Begin EXTRACTED INFORMATION

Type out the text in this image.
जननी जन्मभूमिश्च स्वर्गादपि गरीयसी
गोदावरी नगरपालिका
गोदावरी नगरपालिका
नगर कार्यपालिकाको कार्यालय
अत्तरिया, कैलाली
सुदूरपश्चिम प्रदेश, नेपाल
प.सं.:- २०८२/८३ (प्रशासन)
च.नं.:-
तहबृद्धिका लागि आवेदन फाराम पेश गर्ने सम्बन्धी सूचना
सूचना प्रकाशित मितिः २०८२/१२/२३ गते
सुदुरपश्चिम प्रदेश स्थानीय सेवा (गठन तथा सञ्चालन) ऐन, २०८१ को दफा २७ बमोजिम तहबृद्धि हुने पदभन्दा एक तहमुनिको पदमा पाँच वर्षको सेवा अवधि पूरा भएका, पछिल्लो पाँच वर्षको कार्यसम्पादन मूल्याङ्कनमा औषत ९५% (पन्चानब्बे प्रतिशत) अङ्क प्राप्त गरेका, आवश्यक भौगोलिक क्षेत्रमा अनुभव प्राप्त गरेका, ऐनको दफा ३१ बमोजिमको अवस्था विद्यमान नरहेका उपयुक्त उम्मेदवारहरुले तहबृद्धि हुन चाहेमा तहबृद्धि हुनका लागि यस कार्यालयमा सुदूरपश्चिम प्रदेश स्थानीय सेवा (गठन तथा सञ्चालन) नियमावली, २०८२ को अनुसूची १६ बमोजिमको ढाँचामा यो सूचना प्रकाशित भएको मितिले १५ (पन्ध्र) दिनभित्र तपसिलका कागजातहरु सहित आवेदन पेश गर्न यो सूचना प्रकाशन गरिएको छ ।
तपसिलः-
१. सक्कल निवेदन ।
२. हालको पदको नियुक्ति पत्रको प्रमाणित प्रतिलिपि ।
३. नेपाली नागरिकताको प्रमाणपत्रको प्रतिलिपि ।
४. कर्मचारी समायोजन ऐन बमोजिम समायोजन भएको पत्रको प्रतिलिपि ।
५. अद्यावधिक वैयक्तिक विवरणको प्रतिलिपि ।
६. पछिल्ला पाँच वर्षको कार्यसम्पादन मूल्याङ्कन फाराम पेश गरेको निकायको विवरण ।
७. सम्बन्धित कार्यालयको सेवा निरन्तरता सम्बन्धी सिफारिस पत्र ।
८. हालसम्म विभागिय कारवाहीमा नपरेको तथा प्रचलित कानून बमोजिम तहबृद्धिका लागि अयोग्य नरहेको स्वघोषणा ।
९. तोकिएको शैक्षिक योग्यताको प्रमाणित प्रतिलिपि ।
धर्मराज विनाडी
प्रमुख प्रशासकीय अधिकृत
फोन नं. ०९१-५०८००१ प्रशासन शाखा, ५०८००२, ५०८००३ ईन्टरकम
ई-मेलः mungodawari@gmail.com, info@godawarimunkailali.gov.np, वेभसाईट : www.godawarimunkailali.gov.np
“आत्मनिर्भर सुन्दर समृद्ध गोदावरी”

End EXTRACTED INFORMATION

_AIM OF THE TASK_
Each line above must be printed exactly as it appears.

_REPLY_
Type out the text in this image.
जननी जन्मभूमिश्च स्वर्गादपि गरीयसी
गोदावरी नगरपालिका
गोदावरी नगरपालिका
नगर कार्यपालिकाको कार्यालय
अत्तरिया, कैलाली
सुदूरपश्चिम प्रदेश, नेपाल
प.सं.:- २०८२/८३ (प्रशासन)
च.नं.:-
तहबृद्धिका लागि आवेदन फाराम पेश गर्ने सम्बन्धी सूचना
सूचना प्रकाशित मितिः २०८२/१२/२३ गते
सुदुरपश्चिम प्रदेश स्थानीय सेवा (गठन तथा सञ्चालन) ऐन, २०८१ को दफा २७ बमोजिम तहबृद्धि हुने पदभन्दा एक तहमुनिको पदमा पाँच वर्षको सेवा अवधि पूरा भएका, पछिल्लो पाँच वर्षको कार्यसम्पादन मूल्याङ्कनमा औषत ९५% (पन्चानब्बे प्रतिशत) अङ्क प्राप्त गरेका, आवश्यक भौगोलिक क्षेत्रमा अनुभव प्राप्त गरेका, ऐनको दफा ३१ बमोजिमको अवस्था विद्यमान नरहेका उपयुक्त उम्मेदवारहरुले तहबृद्धि हुन चाहेमा तहबृद्धि हुनका लागि यस कार्यालयमा सुदूरपश्चिम प्रदेश स्थानीय सेवा (गठन तथा सञ्चालन) नियमावली, २०८२ को अनुसूची १६ बमोजिमको ढाँचामा यो सूचना प्रकाशित भएको मितिले १५ (पन्ध्र) दिनभित्र तपसिलका कागजातहरु सहित आवेदन पेश गर्न यो सूचना प्रकाशन गरिएको छ ।
तपसिलः-
१. सक्कल निवेदन ।
२. हालको पदको नियुक्ति पत्रको प्रमाणित प्रतिलिपि ।
३. नेपाली नागरिकताको प्रमाणपत्रको प्रतिलिपि ।
४. कर्मचारी समायोजन ऐन बमोजिम समायोजन भएको पत्रको प्रतिलिपि ।
५. अद्यावधिक वैयक्तिक विवरणको प्रतिलिपि ।
६. पछिल्ला पाँच वर्षको कार्यसम्पादन मूल्याङ्कन फाराम पेश गरेको निकायको विवरण ।
७. सम्बन्धित कार्यालयको सेवा निरन्तरता सम्बन्धी सिफारिस पत्र ।
८. हालसम्म विभागिय कारवाहीमा नपरेको तथा प्रचलित कानून बमोजिम तहबृद्धिका लागि अयोग्य नरहेको स्वघोषणा ।
९. तोकिएको शैक्षिक योग्यताको प्रमाणित प्रतिलिपि ।
धर्मराज विनाडी
प्रमुख प्रशासकीय अधिकृत
फोन नं. ०९१-५०८००१ प्रशासन शाखा, ५०८००२, ५०८००३ ईन्टरकम
ई-मेलः mungodawari@gmail.com, info@godawarimunkailali.gov.np, वेभसाईट : www.godawarimunkailali.gov.np
“आत्मनिर्भर सुन्दर समृद्ध गोदावरी”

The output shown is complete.